Collect all lines from the records below that include the word "name".

Stored data
■ ■ ■ ■ ■

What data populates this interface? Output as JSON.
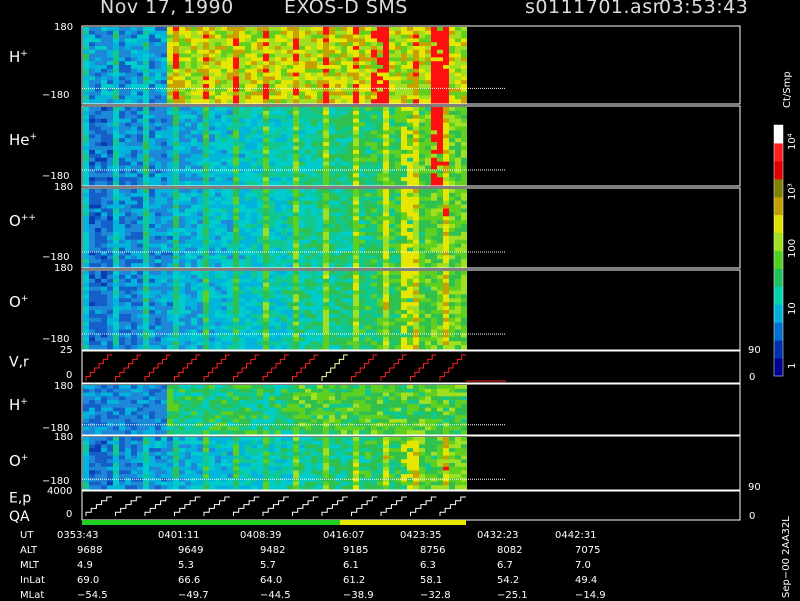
{
  "header": {
    "date": "Nov 17, 1990",
    "instrument": "EXOS-D SMS",
    "file": "s0111701.asr",
    "time": "03:53:43"
  },
  "panels": [
    {
      "species": "H",
      "charge": "+",
      "ymax": "180",
      "ymin": "−180"
    },
    {
      "species": "He",
      "charge": "+",
      "ymax": "180",
      "ymin": "−180"
    },
    {
      "species": "O",
      "charge": "++",
      "ymax": "180",
      "ymin": "−180"
    },
    {
      "species": "O",
      "charge": "+",
      "ymax": "180",
      "ymin": "−180"
    },
    {
      "species": "V,r",
      "charge": "",
      "ymax": "25",
      "ymin": "0",
      "right_top": "90",
      "right_bottom": "0"
    },
    {
      "species": "H",
      "charge": "+",
      "ymax": "180",
      "ymin": "−180"
    },
    {
      "species": "O",
      "charge": "+",
      "ymax": "180",
      "ymin": "−180"
    },
    {
      "species": "E,p",
      "charge": "",
      "ymax": "4000",
      "ymin": "0",
      "right_top": "90",
      "right_bottom": "0"
    }
  ],
  "qa_label": "QA",
  "colorbar": {
    "unit": "Ct/Smp",
    "tick_labels": [
      "1",
      "10",
      "100",
      "10³",
      "10⁴"
    ],
    "colors": [
      "#000090",
      "#0030b0",
      "#0070d0",
      "#00b0d8",
      "#00d0b0",
      "#20c060",
      "#50d020",
      "#a0e020",
      "#e0e000",
      "#c0a000",
      "#808000",
      "#e00000",
      "#ff2020",
      "#ffffff"
    ]
  },
  "footer": {
    "rows": [
      {
        "label": "UT",
        "values": [
          "0353:43",
          "0401:11",
          "0408:39",
          "0416:07",
          "0423:35",
          "0432:23",
          "0442:31"
        ]
      },
      {
        "label": "ALT",
        "values": [
          "9688",
          "9649",
          "9482",
          "9185",
          "8756",
          "8082",
          "7075"
        ]
      },
      {
        "label": "MLT",
        "values": [
          "4.9",
          "5.3",
          "5.7",
          "6.1",
          "6.3",
          "6.7",
          "7.0"
        ]
      },
      {
        "label": "InLat",
        "values": [
          "69.0",
          "66.6",
          "64.0",
          "61.2",
          "58.1",
          "54.2",
          "49.4"
        ]
      },
      {
        "label": "MLat",
        "values": [
          "−54.5",
          "−49.7",
          "−44.5",
          "−38.9",
          "−32.8",
          "−25.1",
          "−14.9"
        ]
      }
    ],
    "side_label": "Sep−00 2AA32L"
  },
  "chart_data": {
    "type": "heatmap",
    "x": [
      "0353:43",
      "0401:11",
      "0408:39",
      "0416:07",
      "0423:35",
      "0432:23",
      "0442:31"
    ],
    "xlabel": "UT",
    "panel_ylim": [
      [
        -180,
        180
      ],
      [
        -180,
        180
      ],
      [
        -180,
        180
      ],
      [
        -180,
        180
      ],
      [
        0,
        25
      ],
      [
        -180,
        180
      ],
      [
        -180,
        180
      ],
      [
        0,
        4000
      ]
    ],
    "colorscale_labels": [
      "1",
      "10",
      "100",
      "10³",
      "10⁴"
    ],
    "colorscale_unit": "Ct/Smp",
    "data_coverage_fraction": 0.48,
    "legend": "right"
  }
}
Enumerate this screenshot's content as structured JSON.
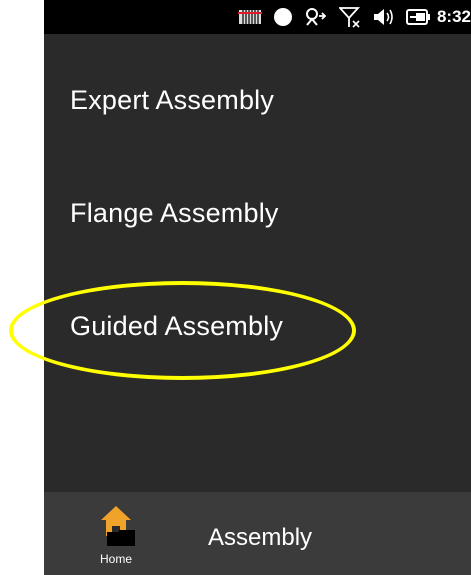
{
  "status_bar": {
    "time": "8:32",
    "icons": [
      "signal-bars-icon",
      "record-dot-icon",
      "network-activity-icon",
      "no-signal-icon",
      "volume-icon",
      "battery-icon"
    ]
  },
  "menu": {
    "items": [
      {
        "label": "Expert Assembly"
      },
      {
        "label": "Flange Assembly"
      },
      {
        "label": "Guided Assembly",
        "highlighted": true
      }
    ]
  },
  "app_bar": {
    "home_label": "Home",
    "title": "Assembly"
  },
  "colors": {
    "background": "#2a2a2a",
    "status_bar": "#000000",
    "app_bar": "#3b3b3b",
    "highlight": "#ffff00",
    "home_icon": "#f0a32a"
  }
}
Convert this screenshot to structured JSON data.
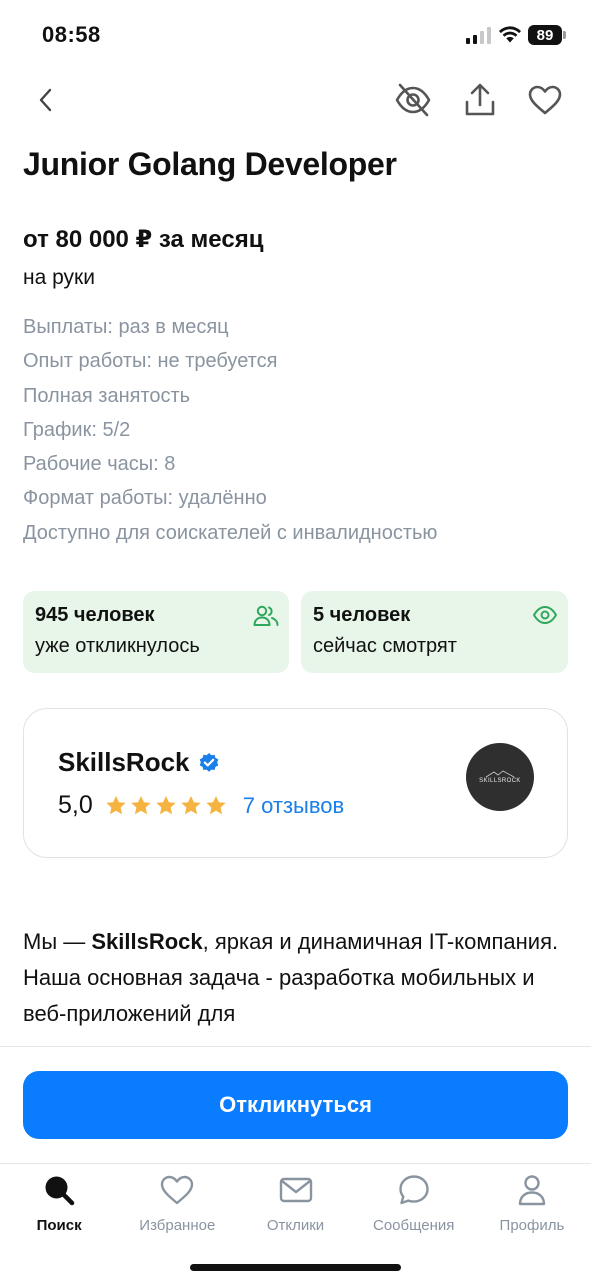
{
  "status_bar": {
    "time": "08:58",
    "battery": "89"
  },
  "vacancy": {
    "title": "Junior Golang Developer",
    "salary": "от 80 000 ₽ за месяц",
    "salary_note": "на руки",
    "details": [
      "Выплаты: раз в месяц",
      "Опыт работы: не требуется",
      "Полная занятость",
      "График: 5/2",
      "Рабочие часы: 8",
      "Формат работы: удалённо",
      "Доступно для соискателей с инвалидностью"
    ]
  },
  "stats": [
    {
      "line1": "945 человек",
      "line2": "уже откликнулось",
      "icon": "people-icon"
    },
    {
      "line1": "5 человек",
      "line2": "сейчас смотрят",
      "icon": "eye-icon"
    }
  ],
  "company": {
    "name": "SkillsRock",
    "rating": "5,0",
    "stars": 5,
    "reviews": "7 отзывов",
    "logo_text": "SKILLSROCK"
  },
  "description": {
    "prefix": "Мы — ",
    "company_bold": "SkillsRock",
    "text": ", яркая и динамичная IT-компания. Наша основная задача - разработка мобильных и веб-приложений для"
  },
  "apply_button": "Откликнуться",
  "tabbar": [
    {
      "label": "Поиск",
      "icon": "search-icon",
      "active": true
    },
    {
      "label": "Избранное",
      "icon": "heart-icon",
      "active": false
    },
    {
      "label": "Отклики",
      "icon": "mail-icon",
      "active": false
    },
    {
      "label": "Сообщения",
      "icon": "chat-icon",
      "active": false
    },
    {
      "label": "Профиль",
      "icon": "profile-icon",
      "active": false
    }
  ],
  "colors": {
    "accent": "#0a7cff",
    "stat_bg": "#e7f6e8",
    "stat_icon": "#2fa85c",
    "star": "#f5b342",
    "link": "#1a7fe8",
    "muted": "#8a94a0"
  }
}
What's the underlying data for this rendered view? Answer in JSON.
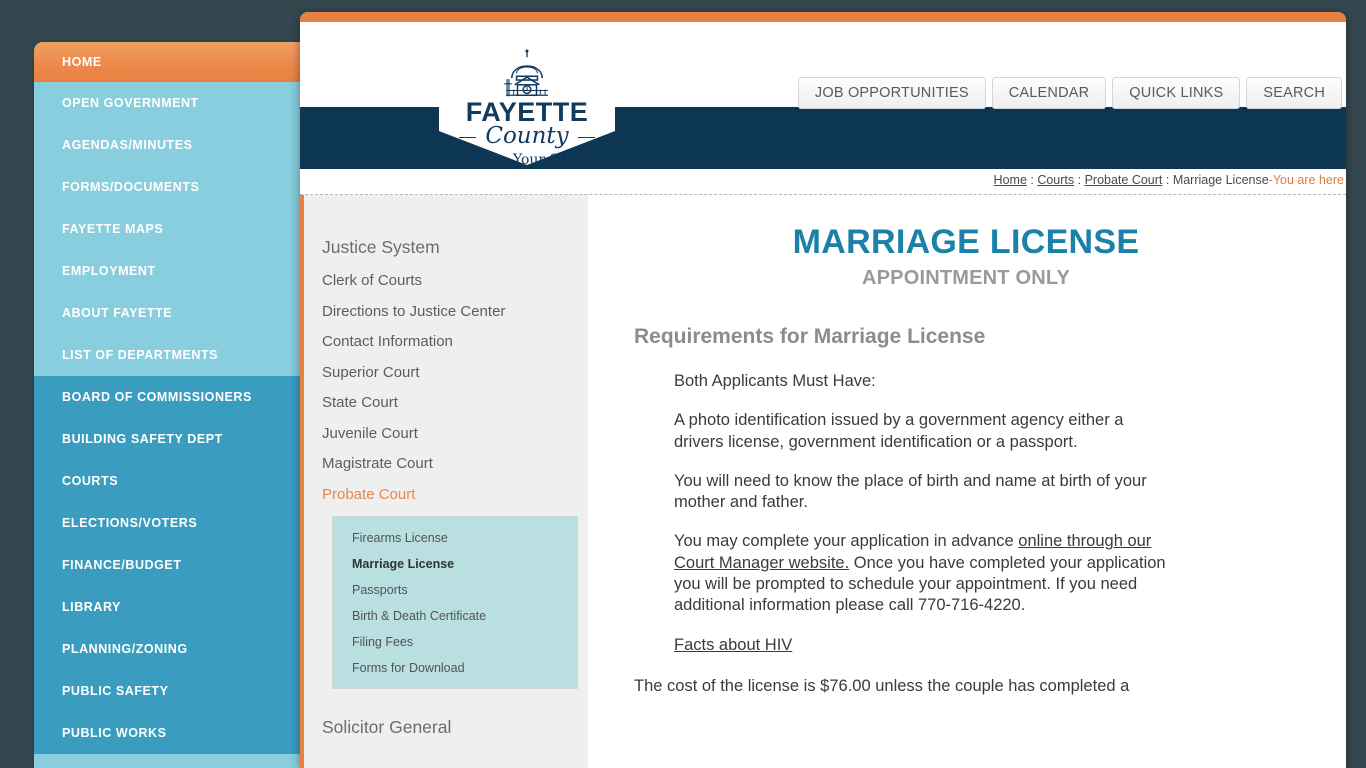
{
  "global_nav": [
    {
      "label": "HOME",
      "state": "active"
    },
    {
      "label": "OPEN GOVERNMENT",
      "state": "light"
    },
    {
      "label": "AGENDAS/MINUTES",
      "state": "light"
    },
    {
      "label": "FORMS/DOCUMENTS",
      "state": "light"
    },
    {
      "label": "FAYETTE MAPS",
      "state": "light"
    },
    {
      "label": "EMPLOYMENT",
      "state": "light"
    },
    {
      "label": "ABOUT FAYETTE",
      "state": "light"
    },
    {
      "label": "LIST OF DEPARTMENTS",
      "state": "light"
    },
    {
      "label": "BOARD OF COMMISSIONERS",
      "state": "dark"
    },
    {
      "label": "BUILDING SAFETY DEPT",
      "state": "dark"
    },
    {
      "label": "COURTS",
      "state": "dark"
    },
    {
      "label": "ELECTIONS/VOTERS",
      "state": "dark"
    },
    {
      "label": "FINANCE/BUDGET",
      "state": "dark"
    },
    {
      "label": "LIBRARY",
      "state": "dark"
    },
    {
      "label": "PLANNING/ZONING",
      "state": "dark"
    },
    {
      "label": "PUBLIC SAFETY",
      "state": "dark"
    },
    {
      "label": "PUBLIC WORKS",
      "state": "dark"
    }
  ],
  "header": {
    "buttons": [
      {
        "label": "JOB OPPORTUNITIES"
      },
      {
        "label": "CALENDAR"
      },
      {
        "label": "QUICK LINKS"
      },
      {
        "label": "SEARCH"
      }
    ],
    "logo": {
      "name": "FAYETTE",
      "county": "County",
      "tagline": "Create Your Story!",
      "icon": "courthouse-dome-icon"
    }
  },
  "breadcrumb": {
    "items": [
      "Home",
      "Courts",
      "Probate Court"
    ],
    "current": "Marriage License",
    "you_are_here": "-You are here",
    "separator": " : "
  },
  "section_nav": {
    "groups": [
      {
        "title": "Justice System",
        "links": [
          {
            "label": "Clerk of Courts",
            "active": false
          },
          {
            "label": "Directions to Justice Center",
            "active": false
          },
          {
            "label": "Contact Information",
            "active": false
          },
          {
            "label": "Superior Court",
            "active": false
          },
          {
            "label": "State Court",
            "active": false
          },
          {
            "label": "Juvenile Court",
            "active": false
          },
          {
            "label": "Magistrate Court",
            "active": false
          },
          {
            "label": "Probate Court",
            "active": true
          }
        ],
        "sub_links": [
          {
            "label": "Firearms License",
            "active": false
          },
          {
            "label": "Marriage License",
            "active": true
          },
          {
            "label": "Passports",
            "active": false
          },
          {
            "label": "Birth & Death Certificate",
            "active": false
          },
          {
            "label": "Filing Fees",
            "active": false
          },
          {
            "label": "Forms for Download",
            "active": false
          }
        ]
      },
      {
        "title": "Solicitor General",
        "links": [],
        "sub_links": []
      }
    ]
  },
  "article": {
    "title": "MARRIAGE LICENSE",
    "subtitle": "APPOINTMENT ONLY",
    "requirements_heading": "Requirements for Marriage License",
    "paragraphs": {
      "p1": "Both Applicants Must Have:",
      "p2": "A photo identification issued by a government agency either a drivers license, government identification or a passport.",
      "p3": "You will need to know the place of birth and name at birth of your mother and father.",
      "p4_pre": "You may complete your application in advance ",
      "p4_link": "online through our Court Manager website.",
      "p4_post": " Once you have completed your application you will be prompted to schedule your appointment. If you need additional information please call 770-716-4220.",
      "p5_link": "Facts about HIV",
      "p6": "The cost of the license is $76.00 unless the couple has completed a"
    }
  },
  "colors": {
    "accent_orange": "#e8803f",
    "nav_light_blue": "#88cede",
    "nav_dark_teal": "#3a9dc0",
    "navy": "#0d3655",
    "title_teal": "#1b81a8",
    "subnav_teal": "#b9dfe1",
    "page_backdrop": "#34474f"
  }
}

■ ■ ■ ■ ■

### PROBLEM SOLUTION
    "name": "SkillsRock",
      "name": "FAYETTE",
      "p3": "You will need to know the place of birth and name at birth of your mother and father.",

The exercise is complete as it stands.